[BEGIN]

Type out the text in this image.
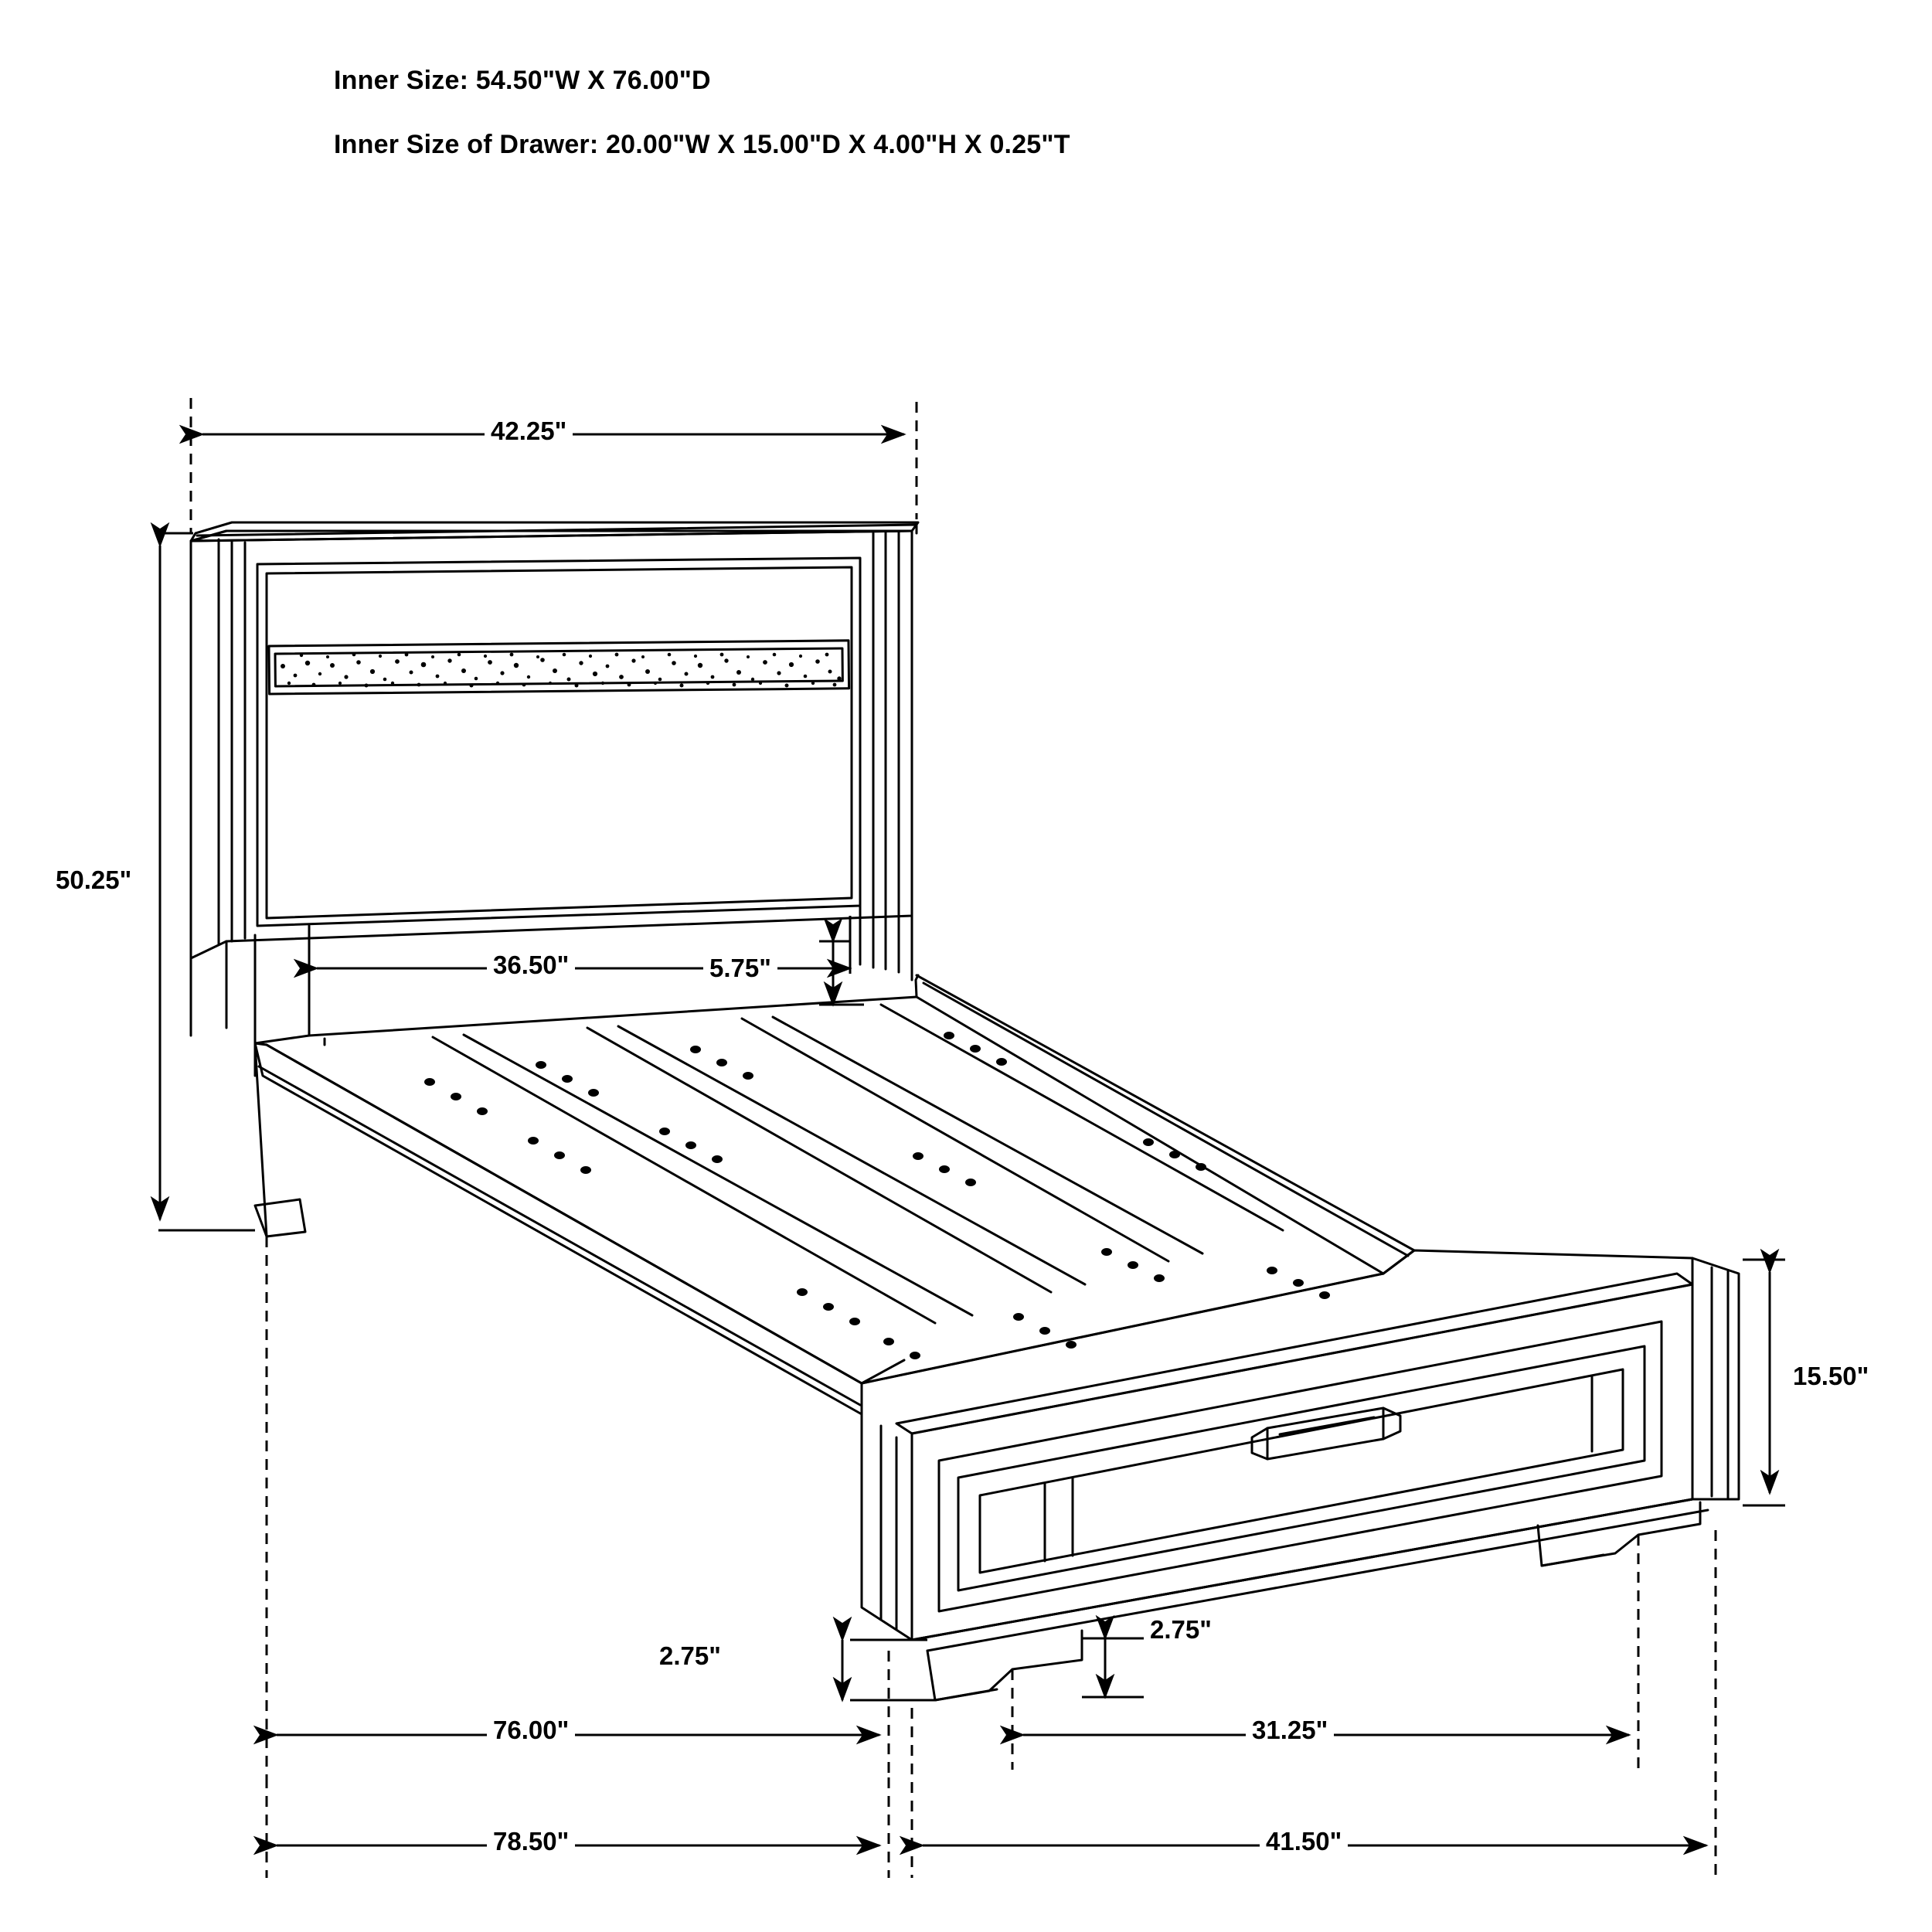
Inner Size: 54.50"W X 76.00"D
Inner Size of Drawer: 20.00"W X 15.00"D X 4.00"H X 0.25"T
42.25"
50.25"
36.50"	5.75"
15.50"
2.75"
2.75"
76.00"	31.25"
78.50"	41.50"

[END]
[BEGIN]

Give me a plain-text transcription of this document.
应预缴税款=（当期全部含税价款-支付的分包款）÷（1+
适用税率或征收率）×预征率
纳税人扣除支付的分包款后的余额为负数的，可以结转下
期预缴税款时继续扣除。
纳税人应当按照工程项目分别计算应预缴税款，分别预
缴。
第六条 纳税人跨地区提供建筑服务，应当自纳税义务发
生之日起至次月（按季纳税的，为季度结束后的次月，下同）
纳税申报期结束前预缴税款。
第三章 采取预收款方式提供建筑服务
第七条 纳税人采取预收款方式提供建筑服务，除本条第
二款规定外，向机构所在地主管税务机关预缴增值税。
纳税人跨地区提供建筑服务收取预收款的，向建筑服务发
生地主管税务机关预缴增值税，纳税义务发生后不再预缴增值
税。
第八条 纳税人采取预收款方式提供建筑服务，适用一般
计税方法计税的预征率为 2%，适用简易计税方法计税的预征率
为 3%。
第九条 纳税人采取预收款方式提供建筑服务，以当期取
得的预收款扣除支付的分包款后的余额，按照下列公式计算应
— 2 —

[END]

→ **What you will do**
Copy out all lines from the material above that contain the string "纳税人采取预收款方式提供建筑服务".

→ **Result for this task**
第七条 纳税人采取预收款方式提供建筑服务，除本条第
第八条 纳税人采取预收款方式提供建筑服务，适用一般
第九条 纳税人采取预收款方式提供建筑服务，以当期取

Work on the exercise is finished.